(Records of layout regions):
BEGIN
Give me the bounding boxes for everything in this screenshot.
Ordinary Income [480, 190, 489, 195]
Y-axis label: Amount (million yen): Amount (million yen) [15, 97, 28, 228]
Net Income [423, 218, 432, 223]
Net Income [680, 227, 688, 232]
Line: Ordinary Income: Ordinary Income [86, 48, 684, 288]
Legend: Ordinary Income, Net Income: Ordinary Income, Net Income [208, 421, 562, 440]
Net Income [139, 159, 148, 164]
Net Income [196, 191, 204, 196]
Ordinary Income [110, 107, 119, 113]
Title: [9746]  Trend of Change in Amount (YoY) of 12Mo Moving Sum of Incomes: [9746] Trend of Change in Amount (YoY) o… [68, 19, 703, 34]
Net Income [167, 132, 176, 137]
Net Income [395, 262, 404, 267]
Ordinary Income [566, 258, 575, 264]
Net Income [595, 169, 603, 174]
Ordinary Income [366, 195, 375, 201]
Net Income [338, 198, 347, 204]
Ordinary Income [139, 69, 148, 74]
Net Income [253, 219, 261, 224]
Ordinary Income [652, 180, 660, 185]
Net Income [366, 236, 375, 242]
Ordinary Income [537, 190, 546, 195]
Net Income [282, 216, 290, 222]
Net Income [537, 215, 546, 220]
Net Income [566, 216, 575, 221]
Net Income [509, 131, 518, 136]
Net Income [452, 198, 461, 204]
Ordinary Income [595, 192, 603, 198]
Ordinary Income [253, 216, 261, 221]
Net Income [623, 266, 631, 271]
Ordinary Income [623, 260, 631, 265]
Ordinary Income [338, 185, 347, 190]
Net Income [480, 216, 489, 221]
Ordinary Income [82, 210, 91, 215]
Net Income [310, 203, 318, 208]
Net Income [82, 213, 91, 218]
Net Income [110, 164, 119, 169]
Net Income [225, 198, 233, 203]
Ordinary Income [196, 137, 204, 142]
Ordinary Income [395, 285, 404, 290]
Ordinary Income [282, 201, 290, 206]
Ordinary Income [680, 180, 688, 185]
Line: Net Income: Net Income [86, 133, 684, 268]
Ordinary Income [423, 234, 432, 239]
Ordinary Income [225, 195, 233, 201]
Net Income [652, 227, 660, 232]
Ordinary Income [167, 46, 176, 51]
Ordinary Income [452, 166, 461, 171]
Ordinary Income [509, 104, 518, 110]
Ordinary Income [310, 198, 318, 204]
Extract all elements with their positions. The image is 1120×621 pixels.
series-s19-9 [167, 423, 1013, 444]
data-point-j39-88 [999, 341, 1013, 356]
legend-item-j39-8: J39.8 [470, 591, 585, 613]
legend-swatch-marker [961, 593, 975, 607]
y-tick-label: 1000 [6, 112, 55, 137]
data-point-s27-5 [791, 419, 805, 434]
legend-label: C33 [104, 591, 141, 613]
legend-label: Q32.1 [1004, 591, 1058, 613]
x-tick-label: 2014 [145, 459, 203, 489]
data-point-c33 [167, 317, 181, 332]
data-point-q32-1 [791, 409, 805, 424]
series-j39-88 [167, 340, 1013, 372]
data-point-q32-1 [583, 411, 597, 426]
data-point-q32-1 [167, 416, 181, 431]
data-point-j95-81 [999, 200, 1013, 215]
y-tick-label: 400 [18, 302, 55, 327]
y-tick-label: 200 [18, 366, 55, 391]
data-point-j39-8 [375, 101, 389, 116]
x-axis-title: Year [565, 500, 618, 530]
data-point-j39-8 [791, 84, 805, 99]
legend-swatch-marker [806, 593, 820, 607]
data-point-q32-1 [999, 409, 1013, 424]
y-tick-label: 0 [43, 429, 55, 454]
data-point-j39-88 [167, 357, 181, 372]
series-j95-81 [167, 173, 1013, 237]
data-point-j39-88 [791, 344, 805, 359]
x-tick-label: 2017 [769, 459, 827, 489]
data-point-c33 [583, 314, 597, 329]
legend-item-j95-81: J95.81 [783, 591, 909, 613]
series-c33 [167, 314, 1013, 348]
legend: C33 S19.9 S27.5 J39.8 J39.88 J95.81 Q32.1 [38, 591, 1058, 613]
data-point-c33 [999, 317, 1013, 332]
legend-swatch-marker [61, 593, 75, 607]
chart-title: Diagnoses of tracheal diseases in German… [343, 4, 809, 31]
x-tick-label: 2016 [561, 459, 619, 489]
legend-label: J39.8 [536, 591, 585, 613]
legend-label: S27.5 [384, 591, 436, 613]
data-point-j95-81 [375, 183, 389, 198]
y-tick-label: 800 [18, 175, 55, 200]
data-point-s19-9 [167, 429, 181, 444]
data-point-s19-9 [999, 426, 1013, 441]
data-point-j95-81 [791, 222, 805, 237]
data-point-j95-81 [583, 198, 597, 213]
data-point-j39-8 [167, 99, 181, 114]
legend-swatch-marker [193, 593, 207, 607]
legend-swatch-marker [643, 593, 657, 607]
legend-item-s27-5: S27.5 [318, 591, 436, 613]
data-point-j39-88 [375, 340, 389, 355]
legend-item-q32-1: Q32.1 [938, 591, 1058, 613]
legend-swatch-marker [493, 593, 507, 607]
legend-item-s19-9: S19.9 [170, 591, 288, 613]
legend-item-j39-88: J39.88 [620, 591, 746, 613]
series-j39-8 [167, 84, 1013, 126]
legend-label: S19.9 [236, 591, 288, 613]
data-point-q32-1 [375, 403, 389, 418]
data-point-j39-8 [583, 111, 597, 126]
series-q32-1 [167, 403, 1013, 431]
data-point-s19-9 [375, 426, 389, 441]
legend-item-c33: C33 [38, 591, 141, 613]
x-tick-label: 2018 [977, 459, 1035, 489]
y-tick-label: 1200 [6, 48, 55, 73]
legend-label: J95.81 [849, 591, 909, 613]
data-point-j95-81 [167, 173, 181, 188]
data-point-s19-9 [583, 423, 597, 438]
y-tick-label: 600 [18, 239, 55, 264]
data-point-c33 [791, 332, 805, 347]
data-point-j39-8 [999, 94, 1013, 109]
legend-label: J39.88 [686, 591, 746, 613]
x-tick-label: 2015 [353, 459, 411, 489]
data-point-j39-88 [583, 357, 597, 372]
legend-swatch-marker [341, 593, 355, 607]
END
(PROBLEM):
Rewrite every row above as a Markdown table with two columns, No and Entry: put the row's number under No and its text under Entry, and skip any blank lines.

(OUTPUT FOR THIS EXERCISE):
| No | Entry |
|---|---|
| 1 | Give me the bounding boxes for everything in this screenshot. |
| 2 | Ordinary Income [480, 190, 489, 195] |
| 3 | Y-axis label: Amount (million yen): Amount (million yen) [15, 97, 28, 228] |
| 4 | Net Income [423, 218, 432, 223] |
| 5 | Net Income [680, 227, 688, 232] |
| 6 | Line: Ordinary Income: Ordinary Income [86, 48, 684, 288] |
| 7 | Legend: Ordinary Income, Net Income: Ordinary Income, Net Income [208, 421, 562, 440] |
| 8 | Net Income [139, 159, 148, 164] |
| 9 | Net Income [196, 191, 204, 196] |
| 10 | Ordinary Income [110, 107, 119, 113] |
| 11 | Title: [9746]  Trend of Change in Amount (YoY) of 12Mo Moving Sum of Incomes: [9746] Trend of Change in Amount (YoY) o… [68, 19, 703, 34] |
| 12 | Net Income [167, 132, 176, 137] |
| 13 | Net Income [395, 262, 404, 267] |
| 14 | Ordinary Income [566, 258, 575, 264] |
| 15 | Net Income [595, 169, 603, 174] |
| 16 | Ordinary Income [366, 195, 375, 201] |
| 17 | Net Income [338, 198, 347, 204] |
| 18 | Ordinary Income [139, 69, 148, 74] |
| 19 | Net Income [253, 219, 261, 224] |
| 20 | Ordinary Income [652, 180, 660, 185] |
| 21 | Net Income [366, 236, 375, 242] |
| 22 | Ordinary Income [537, 190, 546, 195] |
| 23 | Net Income [282, 216, 290, 222] |
| 24 | Net Income [537, 215, 546, 220] |
| 25 | Net Income [566, 216, 575, 221] |
| 26 | Net Income [509, 131, 518, 136] |
| 27 | Net Income [452, 198, 461, 204] |
| 28 | Ordinary Income [595, 192, 603, 198] |
| 29 | Ordinary Income [253, 216, 261, 221] |
| 30 | Net Income [623, 266, 631, 271] |
| 31 | Ordinary Income [623, 260, 631, 265] |
| 32 | Ordinary Income [338, 185, 347, 190] |
| 33 | Net Income [480, 216, 489, 221] |
| 34 | Ordinary Income [82, 210, 91, 215] |
| 35 | Net Income [310, 203, 318, 208] |
| 36 | Net Income [82, 213, 91, 218] |
| 37 | Net Income [110, 164, 119, 169] |
| 38 | Net Income [225, 198, 233, 203] |
| 39 | Ordinary Income [196, 137, 204, 142] |
| 40 | Ordinary Income [395, 285, 404, 290] |
| 41 | Ordinary Income [282, 201, 290, 206] |
| 42 | Ordinary Income [680, 180, 688, 185] |
| 43 | Line: Net Income: Net Income [86, 133, 684, 268] |
| 44 | Ordinary Income [423, 234, 432, 239] |
| 45 | Ordinary Income [225, 195, 233, 201] |
| 46 | Net Income [652, 227, 660, 232] |
| 47 | Ordinary Income [167, 46, 176, 51] |
| 48 | Ordinary Income [452, 166, 461, 171] |
| 49 | Ordinary Income [509, 104, 518, 110] |
| 50 | Ordinary Income [310, 198, 318, 204] |
| 51 | Extract all elements with their positions. The image is 1120×621 pixels. |
| 52 | series-s19-9 [167, 423, 1013, 444] |
| 53 | data-point-j39-88 [999, 341, 1013, 356] |
| 54 | legend-item-j39-8: J39.8 [470, 591, 585, 613] |
| 55 | legend-swatch-marker [961, 593, 975, 607] |
| 56 | y-tick-label: 1000 [6, 112, 55, 137] |
| 57 | data-point-s27-5 [791, 419, 805, 434] |
| 58 | legend-label: C33 [104, 591, 141, 613] |
| 59 | legend-label: Q32.1 [1004, 591, 1058, 613] |
| 60 | x-tick-label: 2014 [145, 459, 203, 489] |
| 61 | data-point-c33 [167, 317, 181, 332] |
| 62 | data-point-q32-1 [791, 409, 805, 424] |
| 63 | series-j39-88 [167, 340, 1013, 372] |
| 64 | data-point-q32-1 [583, 411, 597, 426] |
| 65 | data-point-q32-1 [167, 416, 181, 431] |
| 66 | data-point-j95-81 [999, 200, 1013, 215] |
| 67 | y-tick-label: 400 [18, 302, 55, 327] |
| 68 | y-tick-label: 200 [18, 366, 55, 391] |
| 69 | data-point-j39-8 [375, 101, 389, 116] |
| 70 | x-axis-title: Year [565, 500, 618, 530] |
| 71 | data-point-j39-8 [791, 84, 805, 99] |
| 72 | legend-swatch-marker [806, 593, 820, 607] |
| 73 | data-point-q32-1 [999, 409, 1013, 424] |
| 74 | y-tick-label: 0 [43, 429, 55, 454] |
| 75 | data-point-j39-88 [167, 357, 181, 372] |
| 76 | series-j95-81 [167, 173, 1013, 237] |
| 77 | data-point-j39-88 [791, 344, 805, 359] |
| 78 | x-tick-label: 2017 [769, 459, 827, 489] |
| 79 | data-point-c33 [583, 314, 597, 329] |
| 80 | legend-item-j95-81: J95.81 [783, 591, 909, 613] |
| 81 | series-c33 [167, 314, 1013, 348] |
| 82 | legend: C33 S19.9 S27.5 J39.8 J39.88 J95.81 Q32.1 [38, 591, 1058, 613] |
| 83 | data-point-c33 [999, 317, 1013, 332] |
| 84 | legend-swatch-marker [61, 593, 75, 607] |
| 85 | chart-title: Diagnoses of tracheal diseases in German… [343, 4, 809, 31] |
| 86 | x-tick-label: 2016 [561, 459, 619, 489] |
| 87 | legend-label: J39.8 [536, 591, 585, 613] |
| 88 | legend-label: S27.5 [384, 591, 436, 613] |
| 89 | data-point-j95-81 [375, 183, 389, 198] |
| 90 | y-tick-label: 800 [18, 175, 55, 200] |
| 91 | data-point-s19-9 [167, 429, 181, 444] |
| 92 | data-point-s19-9 [999, 426, 1013, 441] |
| 93 | data-point-j95-81 [791, 222, 805, 237] |
| 94 | data-point-j95-81 [583, 198, 597, 213] |
| 95 | data-point-j39-8 [167, 99, 181, 114] |
| 96 | legend-swatch-marker [193, 593, 207, 607] |
| 97 | legend-swatch-marker [643, 593, 657, 607] |
| 98 | legend-item-s27-5: S27.5 [318, 591, 436, 613] |
| 99 | data-point-j39-88 [375, 340, 389, 355] |
| 100 | legend-item-q32-1: Q32.1 [938, 591, 1058, 613] |
| 101 | legend-swatch-marker [493, 593, 507, 607] |
| 102 | legend-item-s19-9: S19.9 [170, 591, 288, 613] |
| 103 | legend-item-j39-88: J39.88 [620, 591, 746, 613] |
| 104 | series-j39-8 [167, 84, 1013, 126] |
| 105 | legend-label: S19.9 [236, 591, 288, 613] |
| 106 | data-point-q32-1 [375, 403, 389, 418] |
| 107 | data-point-j39-8 [583, 111, 597, 126] |
| 108 | series-q32-1 [167, 403, 1013, 431] |
| 109 | data-point-s19-9 [375, 426, 389, 441] |
| 110 | legend-item-c33: C33 [38, 591, 141, 613] |
| 111 | x-tick-label: 2018 [977, 459, 1035, 489] |
| 112 | y-tick-label: 1200 [6, 48, 55, 73] |
| 113 | legend-label: J95.81 [849, 591, 909, 613] |
| 114 | data-point-j95-81 [167, 173, 181, 188] |
| 115 | data-point-s19-9 [583, 423, 597, 438] |
| 116 | y-tick-label: 600 [18, 239, 55, 264] |
| 117 | data-point-c33 [791, 332, 805, 347] |
| 118 | data-point-j39-8 [999, 94, 1013, 109] |
| 119 | legend-label: J39.88 [686, 591, 746, 613] |
| 120 | x-tick-label: 2015 [353, 459, 411, 489] |
| 121 | data-point-j39-88 [583, 357, 597, 372] |
| 122 | legend-swatch-marker [341, 593, 355, 607] |